* [Provided entries]
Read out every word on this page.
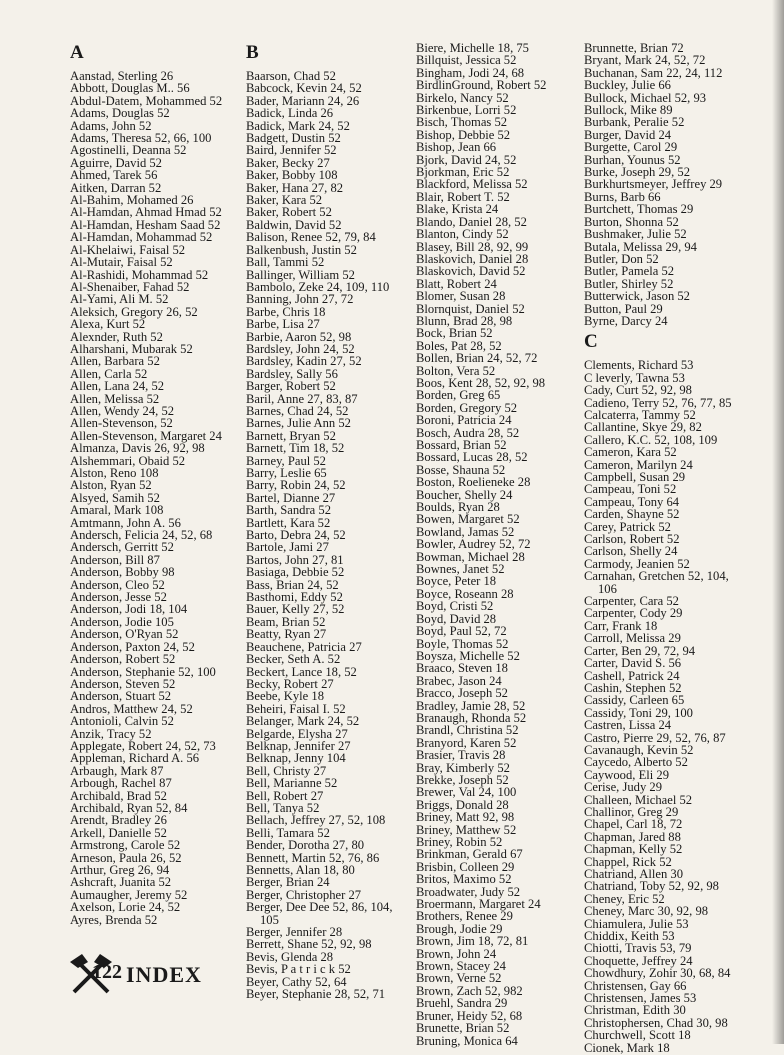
A
Aanstad, Sterling 26
Abbott, Douglas M.. 56
Abdul-Datem, Mohammed 52
Adams, Douglas 52
Adams, John 52
Adams, Theresa 52, 66, 100
Agostinelli, Deanna 52
Aguirre, David 52
Ahmed, Tarek 56
Aitken, Darran 52
Al-Bahim, Mohamed 26
Al-Hamdan, Ahmad Hmad 52
Al-Hamdan, Hesham Saad 52
Al-Hamdan, Mohammad 52
Al-Khelaiwi, Faisal 52
Al-Mutair, Faisal 52
Al-Rashidi, Mohammad 52
Al-Shenaiber, Fahad 52
Al-Yami, Ali M. 52
Aleksich, Gregory 26, 52
Alexa, Kurt 52
Alexnder, Ruth 52
Alharshani, Mubarak 52
Allen, Barbara 52
Allen, Carla 52
Allen, Lana 24, 52
Allen, Melissa 52
Allen, Wendy 24, 52
Allen-Stevenson, 52
Allen-Stevenson, Margaret 24
Almanza, Davis 26, 92, 98
Alshemmari, Obaid 52
Alston, Reno 108
Alston, Ryan 52
Alsyed, Samih 52
Amaral, Mark 108
Amtmann, John A. 56
Andersch, Felicia 24, 52, 68
Andersch, Gerritt 52
Anderson, Bill 87
Anderson, Bobby 98
Anderson, Cleo 52
Anderson, Jesse 52
Anderson, Jodi 18, 104
Anderson, Jodie 105
Anderson, O'Ryan 52
Anderson, Paxton 24, 52
Anderson, Robert 52
Anderson, Stephanie 52, 100
Anderson, Steven 52
Anderson, Stuart 52
Andros, Matthew 24, 52
Antonioli, Calvin 52
Anzik, Tracy 52
Applegate, Robert 24, 52, 73
Appleman, Richard A. 56
Arbaugh, Mark 87
Arbough, Rachel 87
Archibald, Brad 52
Archibald, Ryan 52, 84
Arendt, Bradley 26
Arkell, Danielle 52
Armstrong, Carole 52
Arneson, Paula 26, 52
Arthur, Greg 26, 94
Ashcraft, Juanita 52
Aumaugher, Jeremy 52
Axelson, Lorie 24, 52
Ayres, Brenda 52
B
Baarson, Chad 52
Babcock, Kevin 24, 52
Bader, Mariann 24, 26
Badick, Linda 26
Badick, Mark 24, 52
Badgett, Dustin 52
Baird, Jennifer 52
Baker, Becky 27
Baker, Bobby 108
Baker, Hana 27, 82
Baker, Kara 52
Baker, Robert 52
Baldwin, David 52
Balison, Renee 52, 79, 84
Balkenbush, Justin 52
Ball, Tammi 52
Ballinger, William 52
Bambolo, Zeke 24, 109, 110
Banning, John 27, 72
Barbe, Chris 18
Barbe, Lisa 27
Barbie, Aaron 52, 98
Bardsley, John 24, 52
Bardsley, Kadin 27, 52
Bardsley, Sally 56
Barger, Robert 52
Baril, Anne 27, 83, 87
Barnes, Chad 24, 52
Barnes, Julie Ann 52
Barnett, Bryan 52
Barnett, Tim 18, 52
Barney, Paul 52
Barry, Leslie 65
Barry, Robin 24, 52
Bartel, Dianne 27
Barth, Sandra 52
Bartlett, Kara 52
Barto, Debra 24, 52
Bartole, Jami 27
Bartos, John 27, 81
Basiaga, Debbie 52
Bass, Brian 24, 52
Basthomi, Eddy 52
Bauer, Kelly 27, 52
Beam, Brian 52
Beatty, Ryan 27
Beauchene, Patricia 27
Becker, Seth A. 52
Beckert, Lance 18, 52
Becky, Robert 27
Beebe, Kyle 18
Beheiri, Faisal I. 52
Belanger, Mark 24, 52
Belgarde, Elysha 27
Belknap, Jennifer 27
Belknap, Jenny 104
Bell, Christy 27
Bell, Marianne 52
Bell, Robert 27
Bell, Tanya 52
Bellach, Jeffrey 27, 52, 108
Belli, Tamara 52
Bender, Dorotha 27, 80
Bennett, Martin 52, 76, 86
Bennetts, Alan 18, 80
Berger, Brian 24
Berger, Christopher 27
Berger, Dee Dee 52, 86, 104, 105
Berger, Jennifer 28
Berrett, Shane 52, 92, 98
Bevis, Glenda 28
Bevis, P a t r i c k 52
Beyer, Cathy 52, 64
Beyer, Stephanie 28, 52, 71
Biere, Michelle 18, 75
Billquist, Jessica 52
Bingham, Jodi 24, 68
BirdlinGround, Robert 52
Birkelo, Nancy 52
Birkenbue, Lorri 52
Bisch, Thomas 52
Bishop, Debbie 52
Bishop, Jean 66
Bjork, David 24, 52
Bjorkman, Eric 52
Blackford, Melissa 52
Blair, Robert T. 52
Blake, Krista 24
Blando, Daniel 28, 52
Blanton, Cindy 52
Blasey, Bill 28, 92, 99
Blaskovich, Daniel 28
Blaskovich, David 52
Blatt, Robert 24
Blomer, Susan 28
Blornquist, Daniel 52
Blunn, Brad 28, 98
Bock, Brian 52
Boles, Pat 28, 52
Bollen, Brian 24, 52, 72
Bolton, Vera 52
Boos, Kent 28, 52, 92, 98
Borden, Greg 65
Borden, Gregory 52
Boroni, Patricia 24
Bosch, Audra 28, 52
Bossard, Brian 52
Bossard, Lucas 28, 52
Bosse, Shauna 52
Boston, Roelieneke 28
Boucher, Shelly 24
Boulds, Ryan 28
Bowen, Margaret 52
Bowland, Jamas 52
Bowler, Audrey 52, 72
Bowman, Michael 28
Bownes, Janet 52
Boyce, Peter 18
Boyce, Roseann 28
Boyd, Cristi 52
Boyd, David 28
Boyd, Paul 52, 72
Boyle, Thomas 52
Boysza, Michelle 52
Braaco, Steven 18
Brabec, Jason 24
Bracco, Joseph 52
Bradley, Jamie 28, 52
Branaugh, Rhonda 52
Brandl, Christina 52
Branyord, Karen 52
Brasier, Travis 28
Bray, Kimberly 52
Brekke, Joseph 52
Brewer, Val 24, 100
Briggs, Donald 28
Briney, Matt 92, 98
Briney, Matthew 52
Briney, Robin 52
Brinkman, Gerald 67
Brisbin, Colleen 29
Britos, Maximo 52
Broadwater, Judy 52
Broermann, Margaret 24
Brothers, Renee 29
Brough, Jodie 29
Brown, Jim 18, 72, 81
Brown, John 24
Brown, Stacey 24
Brown, Verne 52
Brown, Zach 52, 982
Bruehl, Sandra 29
Bruner, Heidy 52, 68
Brunette, Brian 52
Bruning, Monica 64
Brunnette, Brian 72
Bryant, Mark 24, 52, 72
Buchanan, Sam 22, 24, 112
Buckley, Julie 66
Bullock, Michael 52, 93
Bullock, Mike 89
Burbank, Peralie 52
Burger, David 24
Burgette, Carol 29
Burhan, Younus 52
Burke, Joseph 29, 52
Burkhurtsmeyer, Jeffrey 29
Burns, Barb 66
Burtchett, Thomas 29
Burton, Shonna 52
Bushmaker, Julie 52
Butala, Melissa 29, 94
Butler, Don 52
Butler, Pamela 52
Butler, Shirley 52
Butterwick, Jason 52
Button, Paul 29
Byrne, Darcy 24
C
Clements, Richard 53
C leverly, Tawna 53
Cady, Curt 52, 92, 98
Cadieno, Terry 52, 76, 77, 85
Calcaterra, Tammy 52
Callantine, Skye 29, 82
Callero, K.C. 52, 108, 109
Cameron, Kara 52
Cameron, Marilyn 24
Campbell, Susan 29
Campeau, Toni 52
Campeau, Tony 64
Carden, Shayne 52
Carey, Patrick 52
Carlson, Robert 52
Carlson, Shelly 24
Carmody, Jeanien 52
Carnahan, Gretchen 52, 104, 106
Carpenter, Cara 52
Carpenter, Cody 29
Carr, Frank 18
Carroll, Melissa 29
Carter, Ben 29, 72, 94
Carter, David S. 56
Cashell, Patrick 24
Cashin, Stephen 52
Cassidy, Carleen 65
Cassidy, Toni 29, 100
Castren, Lissa 24
Castro, Pierre 29, 52, 76, 87
Cavanaugh, Kevin 52
Caycedo, Alberto 52
Caywood, Eli 29
Cerise, Judy 29
Challeen, Michael 52
Challinor, Greg 29
Chapel, Carl 18, 72
Chapman, Jared 88
Chapman, Kelly 52
Chappel, Rick 52
Chatriand, Allen 30
Chatriand, Toby 52, 92, 98
Cheney, Eric 52
Cheney, Marc 30, 92, 98
Chiamulera, Julie 53
Chiddix, Keith 53
Chiotti, Travis 53, 79
Choquette, Jeffrey 24
Chowdhury, Zohir 30, 68, 84
Christensen, Gay 66
Christensen, James 53
Christman, Edith 30
Christophersen, Chad 30, 98
Churchwell, Scott 18
Cionek, Mark 18
INDEX
122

* [Work to do]
Where a line holds "Carlson", copy that line.

* [Exercise response]
Carlson, Robert 52
Carlson, Shelly 24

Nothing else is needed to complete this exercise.